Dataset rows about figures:
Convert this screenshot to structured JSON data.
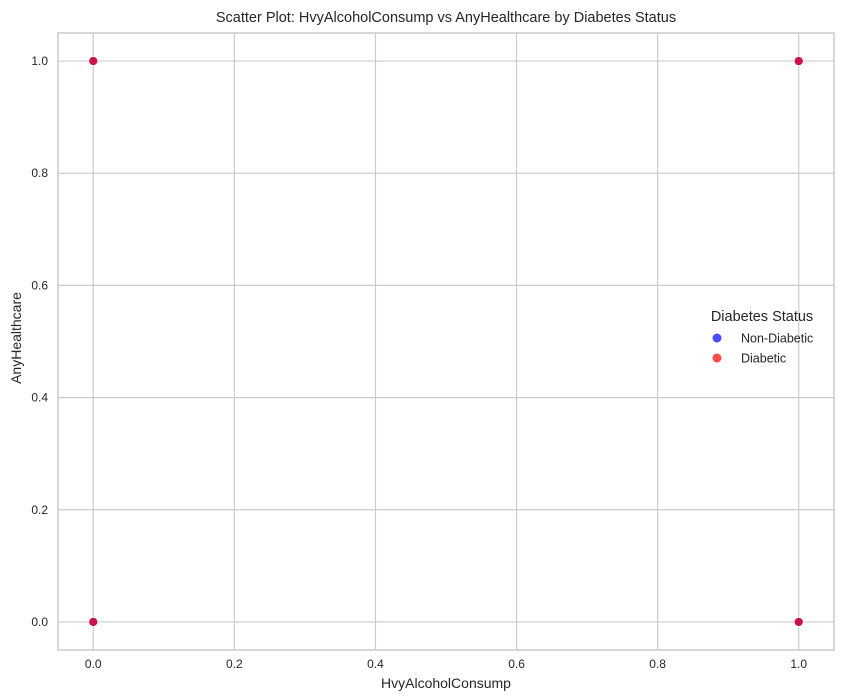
{
  "chart_data": {
    "type": "scatter",
    "title": "Scatter Plot: HvyAlcoholConsump vs AnyHealthcare by Diabetes Status",
    "xlabel": "HvyAlcoholConsump",
    "ylabel": "AnyHealthcare",
    "xlim": [
      -0.05,
      1.05
    ],
    "ylim": [
      -0.05,
      1.05
    ],
    "xticks": [
      0.0,
      0.2,
      0.4,
      0.6,
      0.8,
      1.0
    ],
    "yticks": [
      0.0,
      0.2,
      0.4,
      0.6,
      0.8,
      1.0
    ],
    "xtick_labels": [
      "0.0",
      "0.2",
      "0.4",
      "0.6",
      "0.8",
      "1.0"
    ],
    "ytick_labels": [
      "0.0",
      "0.2",
      "0.4",
      "0.6",
      "0.8",
      "1.0"
    ],
    "grid": true,
    "legend": {
      "title": "Diabetes Status",
      "placement": "center-right"
    },
    "series": [
      {
        "name": "Non-Diabetic",
        "color": "#0000ff",
        "points": [
          {
            "x": 0,
            "y": 0
          },
          {
            "x": 0,
            "y": 1
          },
          {
            "x": 1,
            "y": 0
          },
          {
            "x": 1,
            "y": 1
          }
        ]
      },
      {
        "name": "Diabetic",
        "color": "#ff0000",
        "points": [
          {
            "x": 0,
            "y": 0
          },
          {
            "x": 0,
            "y": 1
          },
          {
            "x": 1,
            "y": 0
          },
          {
            "x": 1,
            "y": 1
          }
        ]
      }
    ]
  },
  "colors": {
    "axes_edge": "#cccccc",
    "grid": "#cccccc",
    "text": "#262626"
  }
}
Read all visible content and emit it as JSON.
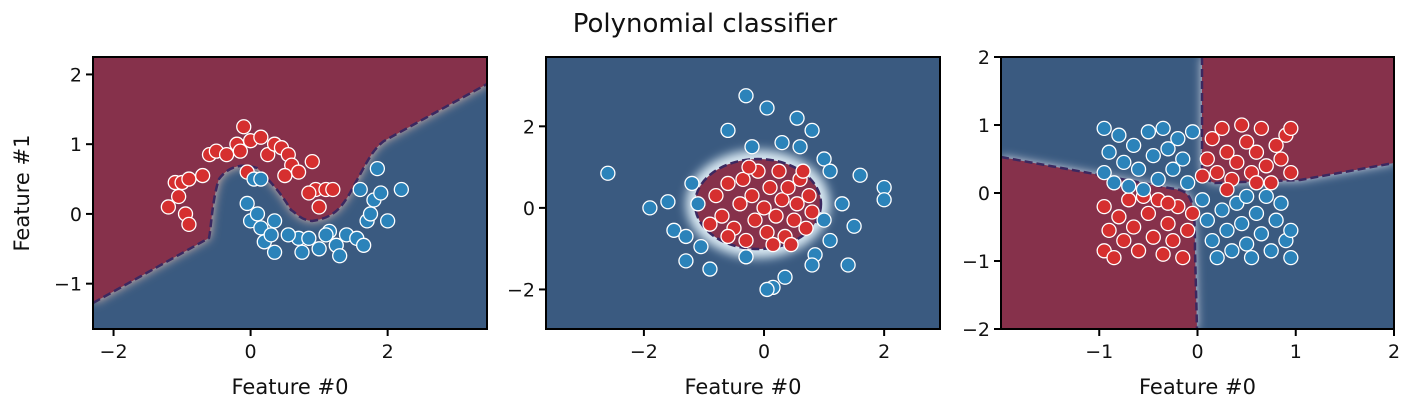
{
  "title": "Polynomial classifier",
  "chart_data": [
    {
      "type": "scatter",
      "xlabel": "Feature #0",
      "ylabel": "Feature #1",
      "xlim": [
        -2.3,
        3.45
      ],
      "ylim": [
        -1.65,
        2.25
      ],
      "xticks": [
        {
          "value": -2,
          "label": "−2"
        },
        0,
        2
      ],
      "yticks": [
        {
          "value": -1,
          "label": "−1"
        },
        0,
        1,
        2
      ],
      "series": [
        {
          "color": "#d62f2f",
          "x": [
            -1.1,
            -1.0,
            -0.9,
            -1.05,
            -0.95,
            -1.2,
            -0.9,
            -0.7,
            -0.6,
            -0.5,
            -0.35,
            -0.2,
            -0.15,
            -0.1,
            0.0,
            0.15,
            0.25,
            0.35,
            0.45,
            0.55,
            0.6,
            0.7,
            0.9,
            0.5,
            0.95,
            1.1,
            1.2,
            1.0,
            0.85,
            -0.05
          ],
          "y": [
            0.45,
            0.45,
            0.5,
            0.25,
            0.0,
            0.1,
            -0.15,
            0.55,
            0.85,
            0.9,
            0.85,
            1.0,
            0.9,
            1.25,
            1.05,
            1.1,
            0.85,
            1.0,
            0.95,
            0.85,
            0.7,
            0.6,
            0.75,
            0.55,
            0.35,
            0.35,
            0.35,
            0.1,
            0.3,
            0.6
          ]
        },
        {
          "color": "#2b83ba",
          "x": [
            -0.05,
            0.0,
            0.1,
            0.15,
            0.2,
            0.35,
            0.3,
            0.35,
            0.05,
            0.15,
            0.7,
            0.75,
            0.85,
            1.0,
            1.15,
            1.25,
            1.3,
            1.4,
            1.55,
            1.65,
            1.7,
            1.75,
            1.8,
            1.9,
            2.0,
            2.2,
            1.85,
            1.6,
            0.55,
            1.1
          ],
          "y": [
            0.15,
            -0.1,
            0.0,
            -0.2,
            -0.4,
            -0.1,
            -0.3,
            -0.55,
            0.5,
            0.5,
            -0.35,
            -0.55,
            -0.35,
            -0.5,
            -0.25,
            -0.45,
            -0.6,
            -0.3,
            -0.35,
            -0.45,
            -0.1,
            0.0,
            0.2,
            0.3,
            -0.1,
            0.35,
            0.65,
            0.35,
            -0.3,
            -0.3
          ]
        }
      ]
    },
    {
      "type": "scatter",
      "xlabel": "Feature #0",
      "xlim": [
        -3.63,
        2.93
      ],
      "ylim": [
        -2.97,
        3.7
      ],
      "xticks": [
        {
          "value": -2,
          "label": "−2"
        },
        0,
        2
      ],
      "yticks": [
        {
          "value": -2,
          "label": "−2"
        },
        0,
        2
      ],
      "series": [
        {
          "color": "#d62f2f",
          "x": [
            -0.8,
            -0.7,
            -0.6,
            -0.5,
            -0.4,
            -0.35,
            -0.3,
            -0.2,
            -0.15,
            -0.1,
            0.0,
            0.05,
            0.1,
            0.2,
            0.25,
            0.3,
            0.35,
            0.4,
            0.5,
            0.55,
            0.6,
            0.7,
            0.75,
            0.8,
            -0.6,
            0.15,
            -0.9,
            -0.25,
            0.45,
            0.65
          ],
          "y": [
            0.3,
            -0.2,
            0.6,
            -0.5,
            0.1,
            0.7,
            -0.8,
            0.3,
            -0.3,
            0.9,
            0.0,
            -0.6,
            0.5,
            -0.2,
            0.9,
            0.2,
            -0.7,
            0.5,
            -0.3,
            0.1,
            0.7,
            -0.5,
            0.3,
            -0.1,
            -0.7,
            -0.9,
            -0.4,
            1.0,
            -0.9,
            0.9
          ]
        },
        {
          "color": "#2b83ba",
          "x": [
            -2.6,
            -1.9,
            -1.6,
            -1.5,
            -1.3,
            -1.2,
            -1.1,
            -1.05,
            -1.3,
            -0.9,
            -0.6,
            -0.3,
            0.05,
            0.3,
            0.6,
            0.55,
            0.8,
            1.0,
            1.1,
            1.6,
            2.0,
            2.0,
            1.3,
            1.5,
            1.4,
            1.1,
            0.85,
            0.35,
            0.15,
            0.05,
            -0.3,
            0.8,
            -0.2,
            1.0
          ],
          "y": [
            0.85,
            0.0,
            0.15,
            -0.55,
            -0.7,
            0.6,
            0.1,
            -0.95,
            -1.3,
            -1.5,
            1.9,
            2.75,
            2.45,
            1.6,
            1.5,
            2.2,
            1.9,
            1.2,
            0.9,
            0.8,
            0.5,
            0.2,
            0.1,
            -0.45,
            -1.4,
            -0.8,
            -1.15,
            -1.7,
            -1.95,
            -2.0,
            -1.2,
            -1.4,
            1.5,
            -0.3
          ]
        }
      ]
    },
    {
      "type": "scatter",
      "xlabel": "Feature #0",
      "xlim": [
        -2,
        2
      ],
      "ylim": [
        -2,
        2
      ],
      "xticks": [
        {
          "value": -1,
          "label": "−1"
        },
        0,
        1,
        2
      ],
      "yticks": [
        {
          "value": -2,
          "label": "−2"
        },
        {
          "value": -1,
          "label": "−1"
        },
        0,
        1,
        2
      ],
      "series": [
        {
          "color": "#d62f2f",
          "x": [
            0.1,
            0.15,
            0.2,
            0.25,
            0.3,
            0.35,
            0.4,
            0.45,
            0.5,
            0.55,
            0.6,
            0.65,
            0.7,
            0.75,
            0.8,
            0.85,
            0.9,
            0.95,
            0.95,
            0.05,
            0.3,
            0.6,
            -0.95,
            -0.9,
            -0.95,
            -0.8,
            -0.75,
            -0.7,
            -0.65,
            -0.6,
            -0.5,
            -0.45,
            -0.4,
            -0.35,
            -0.3,
            -0.25,
            -0.2,
            -0.15,
            -0.1,
            -0.05,
            -0.85,
            -0.55,
            -0.3
          ],
          "y": [
            0.5,
            0.8,
            0.3,
            0.95,
            0.6,
            0.2,
            0.45,
            1.0,
            0.75,
            0.3,
            0.6,
            0.95,
            0.4,
            0.15,
            0.7,
            0.5,
            0.85,
            0.3,
            0.95,
            0.25,
            0.05,
            0.15,
            -0.2,
            -0.55,
            -0.85,
            -0.35,
            -0.7,
            -0.1,
            -0.5,
            -0.85,
            -0.3,
            -0.65,
            -0.1,
            -0.9,
            -0.45,
            -0.7,
            -0.2,
            -0.95,
            -0.55,
            -0.3,
            -0.95,
            -0.05,
            -0.15
          ]
        },
        {
          "color": "#2b83ba",
          "x": [
            -0.95,
            -0.9,
            -0.95,
            -0.8,
            -0.75,
            -0.7,
            -0.65,
            -0.6,
            -0.5,
            -0.45,
            -0.4,
            -0.35,
            -0.3,
            -0.25,
            -0.2,
            -0.15,
            -0.1,
            -0.05,
            -0.55,
            -0.85,
            0.05,
            0.1,
            0.15,
            0.2,
            0.25,
            0.3,
            0.35,
            0.4,
            0.45,
            0.5,
            0.55,
            0.6,
            0.65,
            0.7,
            0.75,
            0.8,
            0.85,
            0.9,
            0.95,
            0.95,
            0.5
          ],
          "y": [
            0.95,
            0.6,
            0.3,
            0.85,
            0.45,
            0.1,
            0.7,
            0.35,
            0.9,
            0.55,
            0.2,
            0.95,
            0.65,
            0.35,
            0.8,
            0.5,
            0.15,
            0.9,
            0.05,
            0.15,
            -0.1,
            -0.4,
            -0.7,
            -0.95,
            -0.25,
            -0.55,
            -0.85,
            -0.15,
            -0.45,
            -0.75,
            -0.95,
            -0.3,
            -0.6,
            -0.05,
            -0.85,
            -0.4,
            -0.15,
            -0.7,
            -0.55,
            -0.95,
            -0.05
          ]
        }
      ]
    }
  ]
}
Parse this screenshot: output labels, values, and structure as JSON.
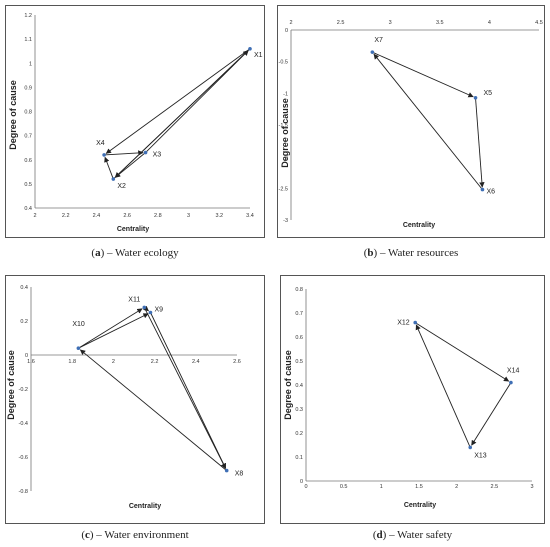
{
  "chart_data": [
    {
      "type": "line",
      "id": "a",
      "caption_letter": "a",
      "caption_text": " – Water ecology",
      "xlabel": "Centrality",
      "ylabel": "Degree of cause",
      "xlim": [
        2,
        3.4
      ],
      "ylim": [
        0.4,
        1.2
      ],
      "x_ticks": [
        "2",
        "2.2",
        "2.4",
        "2.6",
        "2.8",
        "3",
        "3.2",
        "3.4"
      ],
      "y_ticks": [
        "0.4",
        "0.5",
        "0.6",
        "0.7",
        "0.8",
        "0.9",
        "1",
        "1.1",
        "1.2"
      ],
      "points": [
        {
          "label": "X1",
          "x": 3.4,
          "y": 1.06
        },
        {
          "label": "X2",
          "x": 2.51,
          "y": 0.52
        },
        {
          "label": "X3",
          "x": 2.72,
          "y": 0.63
        },
        {
          "label": "X4",
          "x": 2.45,
          "y": 0.62
        }
      ],
      "edges": [
        [
          "X1",
          "X4"
        ],
        [
          "X4",
          "X3"
        ],
        [
          "X3",
          "X2"
        ],
        [
          "X2",
          "X4"
        ],
        [
          "X2",
          "X1"
        ],
        [
          "X3",
          "X1"
        ],
        [
          "X1",
          "X2"
        ]
      ]
    },
    {
      "type": "line",
      "id": "b",
      "caption_letter": "b",
      "caption_text": " – Water resources",
      "xlabel": "Centrality",
      "ylabel": "Degree of cause",
      "xlim": [
        2,
        4.5
      ],
      "ylim": [
        -3,
        0
      ],
      "x_ticks": [
        "2",
        "2.5",
        "3",
        "3.5",
        "4",
        "4.5"
      ],
      "y_ticks": [
        "0",
        "-0.5",
        "-1",
        "-1.5",
        "-2",
        "-2.5",
        "-3"
      ],
      "points": [
        {
          "label": "X5",
          "x": 3.86,
          "y": -1.07
        },
        {
          "label": "X6",
          "x": 3.93,
          "y": -2.52
        },
        {
          "label": "X7",
          "x": 2.82,
          "y": -0.35
        }
      ],
      "edges": [
        [
          "X7",
          "X5"
        ],
        [
          "X5",
          "X6"
        ],
        [
          "X6",
          "X7"
        ]
      ]
    },
    {
      "type": "line",
      "id": "c",
      "caption_letter": "c",
      "caption_text": " – Water environment",
      "xlabel": "Centrality",
      "ylabel": "Degree of cause",
      "xlim": [
        1.6,
        2.6
      ],
      "ylim": [
        -0.8,
        0.4
      ],
      "x_ticks": [
        "1.6",
        "1.8",
        "2",
        "2.2",
        "2.4",
        "2.6"
      ],
      "y_ticks": [
        "0.4",
        "0.2",
        "0",
        "-0.2",
        "-0.4",
        "-0.6",
        "-0.8"
      ],
      "points": [
        {
          "label": "X8",
          "x": 2.55,
          "y": -0.68
        },
        {
          "label": "X9",
          "x": 2.18,
          "y": 0.25
        },
        {
          "label": "X10",
          "x": 1.83,
          "y": 0.04
        },
        {
          "label": "X11",
          "x": 2.15,
          "y": 0.28
        }
      ],
      "edges": [
        [
          "X10",
          "X11"
        ],
        [
          "X11",
          "X9"
        ],
        [
          "X9",
          "X8"
        ],
        [
          "X8",
          "X10"
        ],
        [
          "X11",
          "X8"
        ],
        [
          "X10",
          "X9"
        ]
      ]
    },
    {
      "type": "line",
      "id": "d",
      "caption_letter": "d",
      "caption_text": " – Water safety",
      "xlabel": "Centrality",
      "ylabel": "Degree of cause",
      "xlim": [
        0,
        3
      ],
      "ylim": [
        0,
        0.8
      ],
      "x_ticks": [
        "0",
        "0.5",
        "1",
        "1.5",
        "2",
        "2.5",
        "3"
      ],
      "y_ticks": [
        "0",
        "0.1",
        "0.2",
        "0.3",
        "0.4",
        "0.5",
        "0.6",
        "0.7",
        "0.8"
      ],
      "points": [
        {
          "label": "X12",
          "x": 1.45,
          "y": 0.66
        },
        {
          "label": "X13",
          "x": 2.18,
          "y": 0.14
        },
        {
          "label": "X14",
          "x": 2.72,
          "y": 0.41
        }
      ],
      "edges": [
        [
          "X12",
          "X14"
        ],
        [
          "X14",
          "X13"
        ],
        [
          "X13",
          "X12"
        ]
      ]
    }
  ],
  "colors": {
    "line": "#222222",
    "marker": "#3f6fb5",
    "frame": "#555555"
  }
}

**WHAT TO DO**
Go through the records. Copy each line where "Status" appears.

**EXERCISE RESPONSE**
    "title": "Scatter Plot: HvyAlcoholConsump vs AnyHealthcare by Diabetes Status",
      "title": "Diabetes Status",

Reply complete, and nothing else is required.